-- BEGIN --

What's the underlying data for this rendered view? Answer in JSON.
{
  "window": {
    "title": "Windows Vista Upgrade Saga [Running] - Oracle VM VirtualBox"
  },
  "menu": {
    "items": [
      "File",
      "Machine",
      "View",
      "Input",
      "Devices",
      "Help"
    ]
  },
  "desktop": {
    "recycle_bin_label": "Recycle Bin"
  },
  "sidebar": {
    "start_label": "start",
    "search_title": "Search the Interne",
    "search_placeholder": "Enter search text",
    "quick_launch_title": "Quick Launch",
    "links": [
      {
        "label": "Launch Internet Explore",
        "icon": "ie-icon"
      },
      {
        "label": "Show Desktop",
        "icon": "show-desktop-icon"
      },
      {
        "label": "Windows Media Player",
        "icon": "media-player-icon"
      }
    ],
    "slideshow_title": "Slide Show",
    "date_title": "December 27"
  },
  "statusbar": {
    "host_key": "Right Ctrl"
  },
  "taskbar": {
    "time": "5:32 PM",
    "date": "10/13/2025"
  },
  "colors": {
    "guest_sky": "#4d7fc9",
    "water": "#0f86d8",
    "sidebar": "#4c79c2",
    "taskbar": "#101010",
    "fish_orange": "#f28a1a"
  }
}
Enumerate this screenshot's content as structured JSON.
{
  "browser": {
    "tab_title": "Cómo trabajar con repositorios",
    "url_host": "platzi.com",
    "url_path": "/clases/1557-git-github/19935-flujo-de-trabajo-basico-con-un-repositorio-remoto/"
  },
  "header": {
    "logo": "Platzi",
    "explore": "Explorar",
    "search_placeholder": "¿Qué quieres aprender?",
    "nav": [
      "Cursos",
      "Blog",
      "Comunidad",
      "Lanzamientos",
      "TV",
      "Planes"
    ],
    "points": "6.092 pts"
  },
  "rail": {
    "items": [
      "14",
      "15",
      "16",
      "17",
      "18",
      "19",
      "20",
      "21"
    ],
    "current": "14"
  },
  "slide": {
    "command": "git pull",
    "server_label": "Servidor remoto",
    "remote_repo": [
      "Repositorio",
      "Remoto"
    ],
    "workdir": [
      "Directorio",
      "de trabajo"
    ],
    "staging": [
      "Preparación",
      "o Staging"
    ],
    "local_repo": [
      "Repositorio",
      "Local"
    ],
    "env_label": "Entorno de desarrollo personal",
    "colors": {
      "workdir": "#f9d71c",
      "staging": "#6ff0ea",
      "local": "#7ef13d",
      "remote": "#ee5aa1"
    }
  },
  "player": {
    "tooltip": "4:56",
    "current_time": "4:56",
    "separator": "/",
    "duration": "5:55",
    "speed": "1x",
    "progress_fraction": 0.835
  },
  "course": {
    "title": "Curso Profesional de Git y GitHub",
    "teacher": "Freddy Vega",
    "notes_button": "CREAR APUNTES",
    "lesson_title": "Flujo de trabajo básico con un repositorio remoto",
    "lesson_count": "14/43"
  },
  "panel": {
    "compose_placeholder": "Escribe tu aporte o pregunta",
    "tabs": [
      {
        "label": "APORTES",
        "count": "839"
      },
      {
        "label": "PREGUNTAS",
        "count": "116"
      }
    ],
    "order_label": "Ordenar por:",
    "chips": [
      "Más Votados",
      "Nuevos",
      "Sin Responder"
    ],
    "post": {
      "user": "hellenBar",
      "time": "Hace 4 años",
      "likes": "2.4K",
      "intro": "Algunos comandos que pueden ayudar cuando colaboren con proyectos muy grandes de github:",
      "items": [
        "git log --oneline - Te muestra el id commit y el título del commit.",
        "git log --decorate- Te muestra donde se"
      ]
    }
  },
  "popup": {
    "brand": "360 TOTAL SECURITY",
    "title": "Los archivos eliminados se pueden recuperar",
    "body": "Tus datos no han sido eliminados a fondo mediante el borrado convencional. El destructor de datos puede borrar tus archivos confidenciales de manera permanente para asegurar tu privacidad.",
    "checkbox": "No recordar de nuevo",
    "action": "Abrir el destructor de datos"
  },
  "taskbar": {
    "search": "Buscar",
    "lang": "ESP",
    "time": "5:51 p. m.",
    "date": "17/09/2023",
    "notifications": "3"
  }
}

-- END --

▶ Challenge: Please output the complete data exactly.

▶ Final answer:
What's the underlying data for this rendered view? Answer in JSON.
{
  "window": {
    "title": "Windows Vista Upgrade Saga [Running] - Oracle VM VirtualBox"
  },
  "menu": {
    "items": [
      "File",
      "Machine",
      "View",
      "Input",
      "Devices",
      "Help"
    ]
  },
  "desktop": {
    "recycle_bin_label": "Recycle Bin"
  },
  "sidebar": {
    "start_label": "start",
    "search_title": "Search the Interne",
    "search_placeholder": "Enter search text",
    "quick_launch_title": "Quick Launch",
    "links": [
      {
        "label": "Launch Internet Explore",
        "icon": "ie-icon"
      },
      {
        "label": "Show Desktop",
        "icon": "show-desktop-icon"
      },
      {
        "label": "Windows Media Player",
        "icon": "media-player-icon"
      }
    ],
    "slideshow_title": "Slide Show",
    "date_title": "December 27"
  },
  "statusbar": {
    "host_key": "Right Ctrl"
  },
  "taskbar": {
    "time": "5:32 PM",
    "date": "10/13/2025"
  },
  "colors": {
    "guest_sky": "#4d7fc9",
    "water": "#0f86d8",
    "sidebar": "#4c79c2",
    "taskbar": "#101010",
    "fish_orange": "#f28a1a"
  }
}
Enumerate this screenshot's content as structured JSON.
{
  "browser": {
    "tab_title": "Cómo trabajar con repositorios",
    "url_host": "platzi.com",
    "url_path": "/clases/1557-git-github/19935-flujo-de-trabajo-basico-con-un-repositorio-remoto/"
  },
  "header": {
    "logo": "Platzi",
    "explore": "Explorar",
    "search_placeholder": "¿Qué quieres aprender?",
    "nav": [
      "Cursos",
      "Blog",
      "Comunidad",
      "Lanzamientos",
      "TV",
      "Planes"
    ],
    "points": "6.092 pts"
  },
  "rail": {
    "items": [
      "14",
      "15",
      "16",
      "17",
      "18",
      "19",
      "20",
      "21"
    ],
    "current": "14"
  },
  "slide": {
    "command": "git pull",
    "server_label": "Servidor remoto",
    "remote_repo": [
      "Repositorio",
      "Remoto"
    ],
    "workdir": [
      "Directorio",
      "de trabajo"
    ],
    "staging": [
      "Preparación",
      "o Staging"
    ],
    "local_repo": [
      "Repositorio",
      "Local"
    ],
    "env_label": "Entorno de desarrollo personal",
    "colors": {
      "workdir": "#f9d71c",
      "staging": "#6ff0ea",
      "local": "#7ef13d",
      "remote": "#ee5aa1"
    }
  },
  "player": {
    "tooltip": "4:56",
    "current_time": "4:56",
    "separator": "/",
    "duration": "5:55",
    "speed": "1x",
    "progress_fraction": 0.835
  },
  "course": {
    "title": "Curso Profesional de Git y GitHub",
    "teacher": "Freddy Vega",
    "notes_button": "CREAR APUNTES",
    "lesson_title": "Flujo de trabajo básico con un repositorio remoto",
    "lesson_count": "14/43"
  },
  "panel": {
    "compose_placeholder": "Escribe tu aporte o pregunta",
    "tabs": [
      {
        "label": "APORTES",
        "count": "839"
      },
      {
        "label": "PREGUNTAS",
        "count": "116"
      }
    ],
    "order_label": "Ordenar por:",
    "chips": [
      "Más Votados",
      "Nuevos",
      "Sin Responder"
    ],
    "post": {
      "user": "hellenBar",
      "time": "Hace 4 años",
      "likes": "2.4K",
      "intro": "Algunos comandos que pueden ayudar cuando colaboren con proyectos muy grandes de github:",
      "items": [
        "git log --oneline - Te muestra el id commit y el título del commit.",
        "git log --decorate- Te muestra donde se"
      ]
    }
  },
  "popup": {
    "brand": "360 TOTAL SECURITY",
    "title": "Los archivos eliminados se pueden recuperar",
    "body": "Tus datos no han sido eliminados a fondo mediante el borrado convencional. El destructor de datos puede borrar tus archivos confidenciales de manera permanente para asegurar tu privacidad.",
    "checkbox": "No recordar de nuevo",
    "action": "Abrir el destructor de datos"
  },
  "taskbar": {
    "search": "Buscar",
    "lang": "ESP",
    "time": "5:51 p. m.",
    "date": "17/09/2023",
    "notifications": "3"
  }
}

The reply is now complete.